*Text shown*.

--- BEGIN ---

This is a software mechanism implemented at user mode. It is a busy waiting solution can be implemented for only two processes. It uses two variables that are turn variable and interested variable.

The Code of the solution is given below

# define N 2 
# define TRUE 1
# define FALSE 0 
int interested[N] = FALSE;
int turn; 
voidEntry_Section (int process) 
{
	int other; 
	other = 1-process;
	interested[process] = TRUE;
	turn = process; 
	while (interested [other] =True && TURN=process);
}
voidExit_Section (int process)
{
	interested [process] = FALSE;
}

Till now, each of our solution is affected by one or the other problem. However, the Peterson solution provides you all the necessary requirements such as Mutual Exclusion, Progress, Bounded Waiting and Portability.

Analysis of Peterson Solution

voidEntry_Section (int process) 
{
	1. int other; 
	2. other = 1-process;
	3. interested[process] = TRUE;
	4. turn = process; 
	5. while (interested [other] =True && TURN=process);
}

Critical Section 

voidExit_Section (int process)

--- END ---

*Stored data*.
--- BEGIN ---

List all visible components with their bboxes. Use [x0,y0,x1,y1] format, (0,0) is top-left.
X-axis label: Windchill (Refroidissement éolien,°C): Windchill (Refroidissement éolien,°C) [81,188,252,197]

--- END ---

*Given instruction A*.
In the Peterson solution text, translate this sentence into Spanish: "This is a software mechanism implemented at user mode."
*Given instruction B*.
Turn the paragraph beginning "This is a software mechanism" in the Peterson solution text into a short bulleted list that keeps its main facts.

*Full output A*.
Este es un mecanismo de software implementado en modo usuario.

*Full output B*.
- A software mechanism implemented in user mode
- A busy-waiting solution
- Can be implemented for only two processes
- Uses two variables: a turn variable and an interested variable